[Dataset records]
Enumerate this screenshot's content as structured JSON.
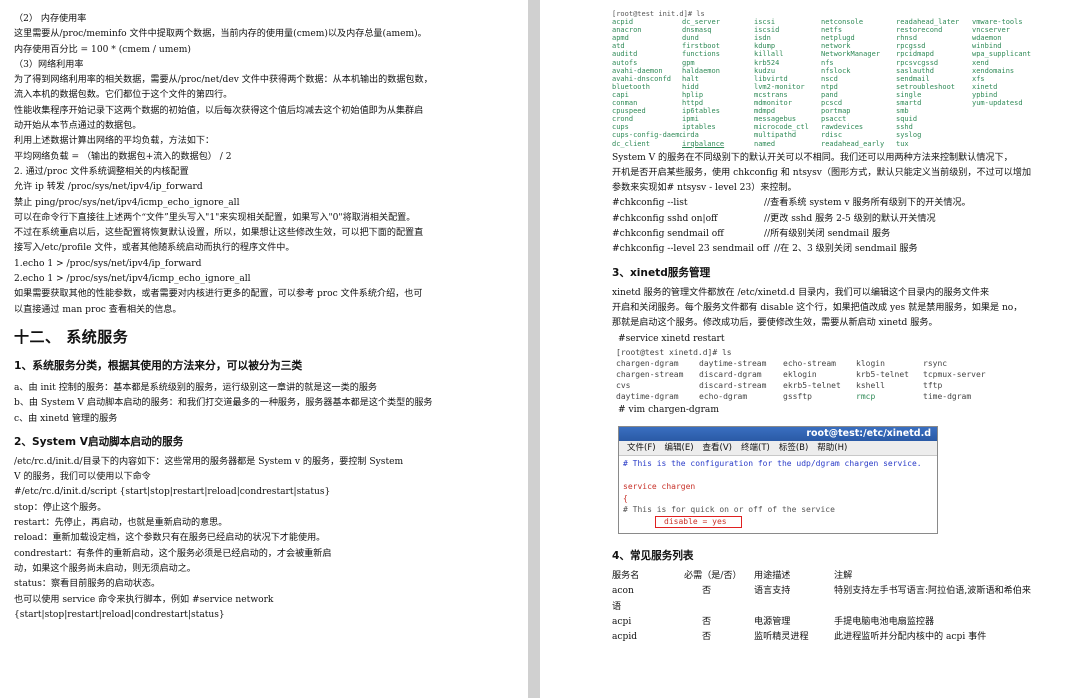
{
  "left": {
    "lines": [
      {
        "k": "ln",
        "t": "（2）      内存使用率"
      },
      {
        "k": "ln",
        "t": "这里需要从/proc/meminfo 文件中提取两个数据，当前内存的使用量(cmem)以及内存总量(amem)。"
      },
      {
        "k": "ln",
        "t": "内存使用百分比      =      100      *      (cmem      /      umem)"
      },
      {
        "k": "ln",
        "t": "（3）网络利用率"
      },
      {
        "k": "ln",
        "t": "为了得到网络利用率的相关数据，需要从/proc/net/dev 文件中获得两个数据：从本机输出的数据包数，"
      },
      {
        "k": "ln",
        "t": "流入本机的数据包数。它们都位于这个文件的第四行。"
      },
      {
        "k": "ln",
        "t": "性能收集程序开始记录下这两个数据的初始值，以后每次获得这个值后均减去这个初始值即为从集群启"
      },
      {
        "k": "ln",
        "t": "动开始从本节点通过的数据包。"
      },
      {
        "k": "ln",
        "t": "利用上述数据计算出网络的平均负载，方法如下："
      },
      {
        "k": "ln",
        "t": "平均网络负载      =      （输出的数据包+流入的数据包）      /      2"
      },
      {
        "k": "ln",
        "t": "2. 通过/proc 文件系统调整相关的内核配置"
      },
      {
        "k": "ln",
        "t": "允许 ip 转发      /proc/sys/net/ipv4/ip_forward"
      },
      {
        "k": "ln",
        "t": "禁止 ping/proc/sys/net/ipv4/icmp_echo_ignore_all"
      },
      {
        "k": "ln",
        "t": "可以在命令行下直接往上述两个“文件”里头写入\"1\"来实现相关配置，如果写入\"0\"将取消相关配置。"
      },
      {
        "k": "ln",
        "t": "不过在系统重启以后，这些配置将恢复默认设置，所以，如果想让这些修改生效，可以把下面的配置直"
      },
      {
        "k": "ln",
        "t": "接写入/etc/profile 文件，或者其他随系统启动而执行的程序文件中。"
      },
      {
        "k": "ln",
        "t": "1.echo 1 > /proc/sys/net/ipv4/ip_forward"
      },
      {
        "k": "ln",
        "t": "2.echo 1 > /proc/sys/net/ipv4/icmp_echo_ignore_all"
      },
      {
        "k": "ln",
        "t": "如果需要获取其他的性能参数，或者需要对内核进行更多的配置，可以参考 proc 文件系统介绍，也可"
      },
      {
        "k": "ln",
        "t": "以直接通过 man proc 查看相关的信息。"
      },
      {
        "k": "h1",
        "t": "十二、 系统服务"
      },
      {
        "k": "h2",
        "t": "1、系统服务分类，根据其使用的方法来分，可以被分为三类"
      },
      {
        "k": "ln",
        "t": "a、由 init 控制的服务：基本都是系统级别的服务，运行级别这一章讲的就是这一类的服务"
      },
      {
        "k": "ln",
        "t": "b、由 System V 启动脚本启动的服务：和我们打交道最多的一种服务，服务器基本都是这个类型的服务"
      },
      {
        "k": "ln",
        "t": "c、由 xinetd 管理的服务"
      },
      {
        "k": "h3",
        "t": "2、System V启动脚本启动的服务"
      },
      {
        "k": "ln",
        "t": "        /etc/rc.d/init.d/目录下的内容如下：这些常用的服务器都是 System v 的服务，要控制 System"
      },
      {
        "k": "ln",
        "t": "V 的服务，我们可以使用以下命令"
      },
      {
        "k": "ln",
        "t": "#/etc/rc.d/init.d/script     {start|stop|restart|reload|condrestart|status}"
      },
      {
        "k": "ln",
        "t": "stop：停止这个服务。"
      },
      {
        "k": "ln",
        "t": "restart：先停止，再启动，也就是重新启动的意思。"
      },
      {
        "k": "ln",
        "t": "reload：重新加载设定档，这个参数只有在服务已经启动的状况下才能使用。"
      },
      {
        "k": "ln",
        "t": "condrestart：有条件的重新启动，这个服务必须是已经启动的，才会被重新启"
      },
      {
        "k": "ln",
        "t": "动，如果这个服务尚未启动，则无须启动之。"
      },
      {
        "k": "ln",
        "t": "status：察看目前服务的启动状态。"
      },
      {
        "k": "ln",
        "t": "也可以使用 service 命令来执行脚本，例如 #service network"
      },
      {
        "k": "ln",
        "t": "{start|stop|restart|reload|condrestart|status}"
      }
    ]
  },
  "right": {
    "prompt1": "[root@test init.d]# ls",
    "listing": [
      "acpid",
      "dc_server",
      "iscsi",
      "netconsole",
      "readahead_later",
      "vmware-tools",
      "anacron",
      "dnsmasq",
      "iscsid",
      "netfs",
      "restorecond",
      "vncserver",
      "apmd",
      "dund",
      "isdn",
      "netplugd",
      "rhnsd",
      "wdaemon",
      "atd",
      "firstboot",
      "kdump",
      "network",
      "rpcgssd",
      "winbind",
      "auditd",
      "functions",
      "killall",
      "NetworkManager",
      "rpcidmapd",
      "wpa_supplicant",
      "autofs",
      "gpm",
      "krb524",
      "nfs",
      "rpcsvcgssd",
      "xend",
      "avahi-daemon",
      "haldaemon",
      "kudzu",
      "nfslock",
      "saslauthd",
      "xendomains",
      "avahi-dnsconfd",
      "halt",
      "libvirtd",
      "nscd",
      "sendmail",
      "xfs",
      "bluetooth",
      "hidd",
      "lvm2-monitor",
      "ntpd",
      "setroubleshoot",
      "xinetd",
      "capi",
      "hplip",
      "mcstrans",
      "pand",
      "single",
      "ypbind",
      "conman",
      "httpd",
      "mdmonitor",
      "pcscd",
      "smartd",
      "yum-updatesd",
      "cpuspeed",
      "ip6tables",
      "mdmpd",
      "portmap",
      "smb",
      "",
      "crond",
      "ipmi",
      "messagebus",
      "psacct",
      "squid",
      "",
      "cups",
      "iptables",
      "microcode_ctl",
      "rawdevices",
      "sshd",
      "",
      "cups-config-daemon",
      "irda",
      "multipathd",
      "rdisc",
      "syslog",
      "",
      "dc_client",
      "irqbalance",
      "named",
      "readahead_early",
      "tux",
      ""
    ],
    "para1": [
      "System V 的服务在不同级别下的默认开关可以不相同。我们还可以用两种方法来控制默认情况下，",
      "开机是否开启某些服务，使用 chkconfig 和 ntsysv（图形方式，默认只能定义当前级别，不过可以增加",
      "参数来实现如#  ntsysv  - level 23）来控制。"
    ],
    "cmds": [
      {
        "c": "#chkconfig --list",
        "d": "//查看系统 system v 服务所有级别下的开关情况。"
      },
      {
        "c": "#chkconfig sshd on|off",
        "d": "//更改 sshd 服务 2-5 级别的默认开关情况"
      },
      {
        "c": "#chkconfig sendmail off",
        "d": "//所有级别关闭 sendmail 服务"
      },
      {
        "c": "#chkconfig --level 23 sendmail off",
        "d": "//在 2、3 级别关闭 sendmail 服务"
      }
    ],
    "xinetd_title": "3、xinetd服务管理",
    "para2": [
      "        xinetd 服务的管理文件都放在 /etc/xinetd.d 目录内，我们可以编辑这个目录内的服务文件来",
      "开启和关闭服务。每个服务文件都有 disable 这个行，如果把值改成 yes 就是禁用服务，如果是 no，",
      "那就是启动这个服务。修改成功后，要使修改生效，需要从新启动 xinetd 服务。"
    ],
    "restart_cmd": "#service xinetd restart",
    "prompt2": "[root@test xinetd.d]# ls",
    "listing2": [
      "chargen-dgram",
      "daytime-stream",
      "echo-stream",
      "klogin",
      "rsync",
      "chargen-stream",
      "discard-dgram",
      "eklogin",
      "krb5-telnet",
      "tcpmux-server",
      "cvs",
      "discard-stream",
      "ekrb5-telnet",
      "kshell",
      "tftp",
      "daytime-dgram",
      "echo-dgram",
      "gssftp",
      "rmcp",
      "time-dgram"
    ],
    "vim_cmd": "# vim chargen-dgram",
    "editor": {
      "title": "root@test:/etc/xinetd.d",
      "menu": [
        "文件(F)",
        "编辑(E)",
        "查看(V)",
        "终端(T)",
        "标签(B)",
        "帮助(H)"
      ],
      "line1": "# This is the configuration for the udp/dgram chargen service.",
      "line2": "service chargen",
      "line3": "{",
      "line4": "# This is for quick on or off of the service",
      "line5": "disable         = yes"
    },
    "svc_title": "4、常见服务列表",
    "svc_header": [
      "服务名",
      "必需（是/否）",
      "用途描述",
      "注解"
    ],
    "svc_rows": [
      [
        "acon",
        "否",
        "语言支持",
        "特别支持左手书写语言:阿拉伯语,波斯语和希伯来"
      ],
      [
        "语",
        "",
        "",
        ""
      ],
      [
        "acpi",
        "否",
        "电源管理",
        "手提电脑电池电扇监控器"
      ],
      [
        "acpid",
        "否",
        "监听精灵进程",
        "此进程监听并分配内核中的 acpi 事件"
      ]
    ]
  }
}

Goal -> In the entries above, find each line with the string "chkconfig" and copy it.

Response for this exercise ->
      "开机是否开启某些服务，使用 chkconfig 和 ntsysv（图形方式，默认只能定义当前级别，不过可以增加",
        "c": "#chkconfig --list",
        "c": "#chkconfig sshd on|off",
        "c": "#chkconfig sendmail off",
        "c": "#chkconfig --level 23 sendmail off",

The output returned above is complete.